[Dataset records]
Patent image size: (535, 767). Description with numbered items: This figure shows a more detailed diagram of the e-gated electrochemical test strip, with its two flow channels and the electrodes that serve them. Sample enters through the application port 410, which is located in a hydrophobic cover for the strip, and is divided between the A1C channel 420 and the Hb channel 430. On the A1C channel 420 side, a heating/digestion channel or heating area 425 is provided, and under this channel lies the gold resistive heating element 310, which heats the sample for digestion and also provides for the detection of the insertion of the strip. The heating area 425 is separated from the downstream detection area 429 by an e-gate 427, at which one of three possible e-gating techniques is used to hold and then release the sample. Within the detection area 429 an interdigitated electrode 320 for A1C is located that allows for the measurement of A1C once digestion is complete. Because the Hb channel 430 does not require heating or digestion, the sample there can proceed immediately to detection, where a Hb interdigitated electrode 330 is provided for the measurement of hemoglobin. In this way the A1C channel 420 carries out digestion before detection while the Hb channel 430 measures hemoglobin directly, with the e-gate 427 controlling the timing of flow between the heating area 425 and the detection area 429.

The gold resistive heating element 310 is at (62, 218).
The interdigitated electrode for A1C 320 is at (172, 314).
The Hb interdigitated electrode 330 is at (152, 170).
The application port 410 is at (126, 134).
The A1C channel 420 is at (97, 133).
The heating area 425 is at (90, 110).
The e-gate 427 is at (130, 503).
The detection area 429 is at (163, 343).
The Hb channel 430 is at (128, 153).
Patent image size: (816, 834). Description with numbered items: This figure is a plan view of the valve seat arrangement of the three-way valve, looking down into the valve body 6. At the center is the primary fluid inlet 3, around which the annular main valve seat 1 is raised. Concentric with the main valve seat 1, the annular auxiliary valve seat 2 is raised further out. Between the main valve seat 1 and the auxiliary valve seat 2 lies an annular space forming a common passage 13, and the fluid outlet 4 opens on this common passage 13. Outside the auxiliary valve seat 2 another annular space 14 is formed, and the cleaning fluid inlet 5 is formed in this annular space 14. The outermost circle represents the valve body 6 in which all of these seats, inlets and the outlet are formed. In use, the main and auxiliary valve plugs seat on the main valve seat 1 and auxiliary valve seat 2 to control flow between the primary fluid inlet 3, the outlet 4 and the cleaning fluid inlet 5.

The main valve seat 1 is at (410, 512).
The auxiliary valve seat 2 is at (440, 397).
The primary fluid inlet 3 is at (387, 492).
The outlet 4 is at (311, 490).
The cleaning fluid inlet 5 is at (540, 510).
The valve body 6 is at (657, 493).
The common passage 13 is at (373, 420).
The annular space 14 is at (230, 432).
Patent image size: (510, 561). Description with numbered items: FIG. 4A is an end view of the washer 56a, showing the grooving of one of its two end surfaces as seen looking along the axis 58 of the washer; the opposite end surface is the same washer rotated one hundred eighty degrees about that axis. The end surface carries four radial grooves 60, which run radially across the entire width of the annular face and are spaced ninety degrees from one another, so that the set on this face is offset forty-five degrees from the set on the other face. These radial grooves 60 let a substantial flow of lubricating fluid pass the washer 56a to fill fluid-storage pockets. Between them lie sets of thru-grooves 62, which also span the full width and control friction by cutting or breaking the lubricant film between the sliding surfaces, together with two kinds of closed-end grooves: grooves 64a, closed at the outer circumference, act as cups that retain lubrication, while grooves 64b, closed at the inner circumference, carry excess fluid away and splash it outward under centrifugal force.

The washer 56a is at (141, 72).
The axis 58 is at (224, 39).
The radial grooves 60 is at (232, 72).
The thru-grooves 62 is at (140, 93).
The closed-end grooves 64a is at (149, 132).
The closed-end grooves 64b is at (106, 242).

> [Stated problem]
Return every line of the listing above word for word, leaving nothing out and changing nothing.

> [Task result]
Patent image size: (535, 767). Description with numbered items: This figure shows a more detailed diagram of the e-gated electrochemical test strip, with its two flow channels and the electrodes that serve them. Sample enters through the application port 410, which is located in a hydrophobic cover for the strip, and is divided between the A1C channel 420 and the Hb channel 430. On the A1C channel 420 side, a heating/digestion channel or heating area 425 is provided, and under this channel lies the gold resistive heating element 310, which heats the sample for digestion and also provides for the detection of the insertion of the strip. The heating area 425 is separated from the downstream detection area 429 by an e-gate 427, at which one of three possible e-gating techniques is used to hold and then release the sample. Within the detection area 429 an interdigitated electrode 320 for A1C is located that allows for the measurement of A1C once digestion is complete. Because the Hb channel 430 does not require heating or digestion, the sample there can proceed immediately to detection, where a Hb interdigitated electrode 330 is provided for the measurement of hemoglobin. In this way the A1C channel 420 carries out digestion before detection while the Hb channel 430 measures hemoglobin directly, with the e-gate 427 controlling the timing of flow between the heating area 425 and the detection area 429.

The gold resistive heating element 310 is at (62, 218).
The interdigitated electrode for A1C 320 is at (172, 314).
The Hb interdigitated electrode 330 is at (152, 170).
The application port 410 is at (126, 134).
The A1C channel 420 is at (97, 133).
The heating area 425 is at (90, 110).
The e-gate 427 is at (130, 503).
The detection area 429 is at (163, 343).
The Hb channel 430 is at (128, 153).
Patent image size: (816, 834). Description with numbered items: This figure is a plan view of the valve seat arrangement of the three-way valve, looking down into the valve body 6. At the center is the primary fluid inlet 3, around which the annular main valve seat 1 is raised. Concentric with the main valve seat 1, the annular auxiliary valve seat 2 is raised further out. Between the main valve seat 1 and the auxiliary valve seat 2 lies an annular space forming a common passage 13, and the fluid outlet 4 opens on this common passage 13. Outside the auxiliary valve seat 2 another annular space 14 is formed, and the cleaning fluid inlet 5 is formed in this annular space 14. The outermost circle represents the valve body 6 in which all of these seats, inlets and the outlet are formed. In use, the main and auxiliary valve plugs seat on the main valve seat 1 and auxiliary valve seat 2 to control flow between the primary fluid inlet 3, the outlet 4 and the cleaning fluid inlet 5.

The main valve seat 1 is at (410, 512).
The auxiliary valve seat 2 is at (440, 397).
The primary fluid inlet 3 is at (387, 492).
The outlet 4 is at (311, 490).
The cleaning fluid inlet 5 is at (540, 510).
The valve body 6 is at (657, 493).
The common passage 13 is at (373, 420).
The annular space 14 is at (230, 432).
Patent image size: (510, 561). Description with numbered items: FIG. 4A is an end view of the washer 56a, showing the grooving of one of its two end surfaces as seen looking along the axis 58 of the washer; the opposite end surface is the same washer rotated one hundred eighty degrees about that axis. The end surface carries four radial grooves 60, which run radially across the entire width of the annular face and are spaced ninety degrees from one another, so that the set on this face is offset forty-five degrees from the set on the other face. These radial grooves 60 let a substantial flow of lubricating fluid pass the washer 56a to fill fluid-storage pockets. Between them lie sets of thru-grooves 62, which also span the full width and control friction by cutting or breaking the lubricant film between the sliding surfaces, together with two kinds of closed-end grooves: grooves 64a, closed at the outer circumference, act as cups that retain lubrication, while grooves 64b, closed at the inner circumference, carry excess fluid away and splash it outward under centrifugal force.

The washer 56a is at (141, 72).
The axis 58 is at (224, 39).
The radial grooves 60 is at (232, 72).
The thru-grooves 62 is at (140, 93).
The closed-end grooves 64a is at (149, 132).
The closed-end grooves 64b is at (106, 242).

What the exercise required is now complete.